- Stated problem -
Scan the material and copy every line in which "title" appears.

Dataset listings of figures:
## begin

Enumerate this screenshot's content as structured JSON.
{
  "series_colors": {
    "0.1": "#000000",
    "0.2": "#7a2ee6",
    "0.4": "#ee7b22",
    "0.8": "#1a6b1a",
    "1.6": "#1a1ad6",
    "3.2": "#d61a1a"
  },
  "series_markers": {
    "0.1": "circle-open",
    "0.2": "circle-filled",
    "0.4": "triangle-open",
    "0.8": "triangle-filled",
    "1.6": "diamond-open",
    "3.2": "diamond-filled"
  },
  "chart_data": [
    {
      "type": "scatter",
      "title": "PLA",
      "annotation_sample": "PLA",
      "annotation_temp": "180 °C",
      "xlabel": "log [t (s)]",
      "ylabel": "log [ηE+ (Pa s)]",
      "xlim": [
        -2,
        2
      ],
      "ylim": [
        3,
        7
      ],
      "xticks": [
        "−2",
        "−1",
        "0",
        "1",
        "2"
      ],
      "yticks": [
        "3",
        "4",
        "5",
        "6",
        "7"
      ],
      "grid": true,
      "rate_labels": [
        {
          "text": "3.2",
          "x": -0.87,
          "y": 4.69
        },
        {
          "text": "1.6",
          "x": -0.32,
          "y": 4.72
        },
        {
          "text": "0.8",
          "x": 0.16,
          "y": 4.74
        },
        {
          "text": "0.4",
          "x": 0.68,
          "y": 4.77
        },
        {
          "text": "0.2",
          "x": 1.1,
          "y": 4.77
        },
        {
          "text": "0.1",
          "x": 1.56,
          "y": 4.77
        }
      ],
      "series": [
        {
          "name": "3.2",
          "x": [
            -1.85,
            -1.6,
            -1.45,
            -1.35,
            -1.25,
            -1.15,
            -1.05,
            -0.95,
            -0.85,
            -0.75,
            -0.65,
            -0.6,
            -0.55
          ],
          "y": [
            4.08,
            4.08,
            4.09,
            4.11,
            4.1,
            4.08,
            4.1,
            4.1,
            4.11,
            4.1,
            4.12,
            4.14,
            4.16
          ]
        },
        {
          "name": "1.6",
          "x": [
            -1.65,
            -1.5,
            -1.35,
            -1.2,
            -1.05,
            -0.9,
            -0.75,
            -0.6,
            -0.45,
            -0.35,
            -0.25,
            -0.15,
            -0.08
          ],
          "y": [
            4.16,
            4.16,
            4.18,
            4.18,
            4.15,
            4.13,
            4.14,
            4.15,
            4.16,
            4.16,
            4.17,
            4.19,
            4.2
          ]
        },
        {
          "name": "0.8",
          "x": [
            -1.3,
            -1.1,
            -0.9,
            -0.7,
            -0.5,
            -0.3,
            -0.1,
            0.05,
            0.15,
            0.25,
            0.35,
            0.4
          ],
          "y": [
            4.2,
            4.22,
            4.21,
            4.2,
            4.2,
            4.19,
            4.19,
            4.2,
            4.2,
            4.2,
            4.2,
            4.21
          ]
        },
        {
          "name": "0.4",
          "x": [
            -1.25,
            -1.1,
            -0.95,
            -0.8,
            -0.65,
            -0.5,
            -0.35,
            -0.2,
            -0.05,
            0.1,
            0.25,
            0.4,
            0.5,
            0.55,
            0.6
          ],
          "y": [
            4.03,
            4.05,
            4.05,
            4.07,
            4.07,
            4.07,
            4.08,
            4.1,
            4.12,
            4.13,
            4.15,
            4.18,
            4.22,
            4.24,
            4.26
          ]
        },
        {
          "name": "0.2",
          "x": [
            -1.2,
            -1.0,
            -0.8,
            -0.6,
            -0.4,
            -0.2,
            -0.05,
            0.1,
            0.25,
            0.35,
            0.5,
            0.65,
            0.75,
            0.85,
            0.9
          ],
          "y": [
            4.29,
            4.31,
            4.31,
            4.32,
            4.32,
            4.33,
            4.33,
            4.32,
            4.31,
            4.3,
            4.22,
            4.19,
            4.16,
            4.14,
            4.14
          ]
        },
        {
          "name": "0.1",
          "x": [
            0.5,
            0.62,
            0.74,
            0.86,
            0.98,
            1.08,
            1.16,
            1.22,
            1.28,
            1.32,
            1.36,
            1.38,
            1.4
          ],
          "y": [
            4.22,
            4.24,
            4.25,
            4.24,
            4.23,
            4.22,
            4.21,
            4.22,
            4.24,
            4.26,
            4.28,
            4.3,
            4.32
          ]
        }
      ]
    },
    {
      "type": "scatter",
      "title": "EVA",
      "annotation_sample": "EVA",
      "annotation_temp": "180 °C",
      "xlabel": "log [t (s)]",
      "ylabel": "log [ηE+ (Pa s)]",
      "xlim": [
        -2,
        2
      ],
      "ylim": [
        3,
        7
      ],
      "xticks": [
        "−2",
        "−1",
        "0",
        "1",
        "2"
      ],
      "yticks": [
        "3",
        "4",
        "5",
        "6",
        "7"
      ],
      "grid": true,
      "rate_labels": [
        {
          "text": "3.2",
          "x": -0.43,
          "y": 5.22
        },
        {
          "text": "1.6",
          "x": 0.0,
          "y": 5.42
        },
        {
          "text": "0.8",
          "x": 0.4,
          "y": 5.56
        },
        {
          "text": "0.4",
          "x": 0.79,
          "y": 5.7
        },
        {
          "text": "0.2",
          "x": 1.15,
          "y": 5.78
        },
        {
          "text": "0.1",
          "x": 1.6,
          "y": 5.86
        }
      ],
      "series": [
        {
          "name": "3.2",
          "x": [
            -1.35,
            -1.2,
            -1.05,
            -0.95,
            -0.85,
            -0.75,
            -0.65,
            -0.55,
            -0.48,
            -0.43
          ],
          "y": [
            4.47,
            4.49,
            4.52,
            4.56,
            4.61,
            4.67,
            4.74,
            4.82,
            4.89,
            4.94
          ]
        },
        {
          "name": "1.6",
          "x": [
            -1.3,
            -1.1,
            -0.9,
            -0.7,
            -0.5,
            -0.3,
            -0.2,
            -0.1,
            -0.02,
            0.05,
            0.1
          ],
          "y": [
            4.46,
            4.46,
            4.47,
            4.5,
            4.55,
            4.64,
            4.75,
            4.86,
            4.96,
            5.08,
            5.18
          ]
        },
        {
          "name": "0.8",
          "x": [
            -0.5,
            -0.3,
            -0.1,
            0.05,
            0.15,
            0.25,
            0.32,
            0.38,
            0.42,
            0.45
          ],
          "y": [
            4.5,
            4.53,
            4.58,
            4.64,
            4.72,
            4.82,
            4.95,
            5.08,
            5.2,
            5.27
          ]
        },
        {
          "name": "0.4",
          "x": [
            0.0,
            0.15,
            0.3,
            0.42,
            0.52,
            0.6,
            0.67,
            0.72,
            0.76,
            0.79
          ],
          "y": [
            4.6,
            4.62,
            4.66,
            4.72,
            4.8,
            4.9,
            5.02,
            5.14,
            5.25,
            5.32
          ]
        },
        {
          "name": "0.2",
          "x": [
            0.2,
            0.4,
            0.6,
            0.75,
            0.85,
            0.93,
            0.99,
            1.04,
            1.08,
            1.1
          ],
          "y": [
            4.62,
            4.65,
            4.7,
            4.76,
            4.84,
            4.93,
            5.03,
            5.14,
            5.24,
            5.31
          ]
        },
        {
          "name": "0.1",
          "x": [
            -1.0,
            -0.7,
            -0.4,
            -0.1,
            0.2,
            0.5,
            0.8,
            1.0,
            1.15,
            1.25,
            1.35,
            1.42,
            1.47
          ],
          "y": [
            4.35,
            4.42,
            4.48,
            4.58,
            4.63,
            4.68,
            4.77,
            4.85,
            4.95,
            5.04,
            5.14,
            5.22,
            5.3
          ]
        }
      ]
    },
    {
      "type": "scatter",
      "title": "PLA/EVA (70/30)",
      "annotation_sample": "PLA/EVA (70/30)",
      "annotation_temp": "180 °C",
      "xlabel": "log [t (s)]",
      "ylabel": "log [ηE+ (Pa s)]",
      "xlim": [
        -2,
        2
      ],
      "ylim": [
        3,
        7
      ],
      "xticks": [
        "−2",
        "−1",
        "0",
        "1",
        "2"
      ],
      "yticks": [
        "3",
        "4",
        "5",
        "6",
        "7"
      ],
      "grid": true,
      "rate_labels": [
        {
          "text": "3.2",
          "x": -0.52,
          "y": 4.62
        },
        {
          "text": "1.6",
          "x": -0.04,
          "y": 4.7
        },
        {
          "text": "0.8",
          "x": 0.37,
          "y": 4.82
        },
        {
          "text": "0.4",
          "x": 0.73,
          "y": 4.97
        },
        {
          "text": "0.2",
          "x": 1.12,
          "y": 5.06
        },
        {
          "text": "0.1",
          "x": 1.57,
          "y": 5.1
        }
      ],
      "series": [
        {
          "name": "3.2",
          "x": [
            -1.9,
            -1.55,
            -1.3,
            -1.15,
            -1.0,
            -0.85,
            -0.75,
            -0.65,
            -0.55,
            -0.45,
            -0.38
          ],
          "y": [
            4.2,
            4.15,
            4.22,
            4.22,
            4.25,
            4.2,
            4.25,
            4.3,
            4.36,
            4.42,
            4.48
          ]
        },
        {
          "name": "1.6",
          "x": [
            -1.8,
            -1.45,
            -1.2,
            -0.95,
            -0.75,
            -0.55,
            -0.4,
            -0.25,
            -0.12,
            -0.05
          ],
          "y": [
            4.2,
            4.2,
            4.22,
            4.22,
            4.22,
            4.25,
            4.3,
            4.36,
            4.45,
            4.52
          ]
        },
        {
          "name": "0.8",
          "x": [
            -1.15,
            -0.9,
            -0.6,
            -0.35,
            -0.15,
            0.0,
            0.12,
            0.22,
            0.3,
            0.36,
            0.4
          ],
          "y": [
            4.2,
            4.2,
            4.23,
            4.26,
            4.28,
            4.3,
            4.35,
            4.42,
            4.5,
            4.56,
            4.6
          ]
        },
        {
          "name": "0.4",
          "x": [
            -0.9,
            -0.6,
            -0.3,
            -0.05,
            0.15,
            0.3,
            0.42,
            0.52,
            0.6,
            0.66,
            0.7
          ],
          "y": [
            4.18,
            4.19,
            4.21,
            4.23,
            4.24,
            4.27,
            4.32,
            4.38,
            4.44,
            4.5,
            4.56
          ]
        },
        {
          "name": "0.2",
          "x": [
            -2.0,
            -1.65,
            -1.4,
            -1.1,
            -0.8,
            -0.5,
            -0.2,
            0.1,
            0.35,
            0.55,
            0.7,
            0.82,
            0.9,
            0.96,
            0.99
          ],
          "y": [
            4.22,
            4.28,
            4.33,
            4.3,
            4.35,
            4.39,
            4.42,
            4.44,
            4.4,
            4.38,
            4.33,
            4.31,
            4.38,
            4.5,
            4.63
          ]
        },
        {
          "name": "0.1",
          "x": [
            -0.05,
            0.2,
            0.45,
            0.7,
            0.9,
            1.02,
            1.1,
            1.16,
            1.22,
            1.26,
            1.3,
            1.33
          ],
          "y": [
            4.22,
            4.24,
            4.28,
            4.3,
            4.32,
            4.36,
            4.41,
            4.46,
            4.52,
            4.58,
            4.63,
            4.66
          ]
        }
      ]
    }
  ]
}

## end

- Full response -
      "title": "PLA",
      "title": "EVA",
      "title": "PLA/EVA (70/30)",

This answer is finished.